# Start of Source data

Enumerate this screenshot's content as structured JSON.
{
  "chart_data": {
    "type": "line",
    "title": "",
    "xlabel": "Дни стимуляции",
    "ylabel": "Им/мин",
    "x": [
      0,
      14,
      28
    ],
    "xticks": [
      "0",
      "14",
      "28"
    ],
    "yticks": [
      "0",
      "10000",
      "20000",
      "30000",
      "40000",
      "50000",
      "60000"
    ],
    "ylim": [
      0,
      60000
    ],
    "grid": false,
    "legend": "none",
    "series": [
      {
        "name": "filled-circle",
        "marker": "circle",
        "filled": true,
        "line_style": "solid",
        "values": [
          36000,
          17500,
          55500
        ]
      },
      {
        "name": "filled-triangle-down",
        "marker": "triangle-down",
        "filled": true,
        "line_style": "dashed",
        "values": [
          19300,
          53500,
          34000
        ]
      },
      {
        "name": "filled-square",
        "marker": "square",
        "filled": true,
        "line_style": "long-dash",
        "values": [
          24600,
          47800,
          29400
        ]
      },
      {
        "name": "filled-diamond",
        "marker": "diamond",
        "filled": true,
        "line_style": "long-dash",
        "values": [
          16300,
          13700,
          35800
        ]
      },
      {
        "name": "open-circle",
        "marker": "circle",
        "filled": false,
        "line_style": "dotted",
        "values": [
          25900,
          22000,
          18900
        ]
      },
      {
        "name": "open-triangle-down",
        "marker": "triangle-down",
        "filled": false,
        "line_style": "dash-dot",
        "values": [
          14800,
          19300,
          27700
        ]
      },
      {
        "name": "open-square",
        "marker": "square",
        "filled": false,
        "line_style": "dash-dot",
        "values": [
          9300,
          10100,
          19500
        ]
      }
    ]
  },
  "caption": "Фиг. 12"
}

# End of Source data

* _Work to do_:
Repeat each of the entries above precisely as given.

* _Written answer_:
Enumerate this screenshot's content as structured JSON.
{
  "chart_data": {
    "type": "line",
    "title": "",
    "xlabel": "Дни стимуляции",
    "ylabel": "Им/мин",
    "x": [
      0,
      14,
      28
    ],
    "xticks": [
      "0",
      "14",
      "28"
    ],
    "yticks": [
      "0",
      "10000",
      "20000",
      "30000",
      "40000",
      "50000",
      "60000"
    ],
    "ylim": [
      0,
      60000
    ],
    "grid": false,
    "legend": "none",
    "series": [
      {
        "name": "filled-circle",
        "marker": "circle",
        "filled": true,
        "line_style": "solid",
        "values": [
          36000,
          17500,
          55500
        ]
      },
      {
        "name": "filled-triangle-down",
        "marker": "triangle-down",
        "filled": true,
        "line_style": "dashed",
        "values": [
          19300,
          53500,
          34000
        ]
      },
      {
        "name": "filled-square",
        "marker": "square",
        "filled": true,
        "line_style": "long-dash",
        "values": [
          24600,
          47800,
          29400
        ]
      },
      {
        "name": "filled-diamond",
        "marker": "diamond",
        "filled": true,
        "line_style": "long-dash",
        "values": [
          16300,
          13700,
          35800
        ]
      },
      {
        "name": "open-circle",
        "marker": "circle",
        "filled": false,
        "line_style": "dotted",
        "values": [
          25900,
          22000,
          18900
        ]
      },
      {
        "name": "open-triangle-down",
        "marker": "triangle-down",
        "filled": false,
        "line_style": "dash-dot",
        "values": [
          14800,
          19300,
          27700
        ]
      },
      {
        "name": "open-square",
        "marker": "square",
        "filled": false,
        "line_style": "dash-dot",
        "values": [
          9300,
          10100,
          19500
        ]
      }
    ]
  },
  "caption": "Фиг. 12"
}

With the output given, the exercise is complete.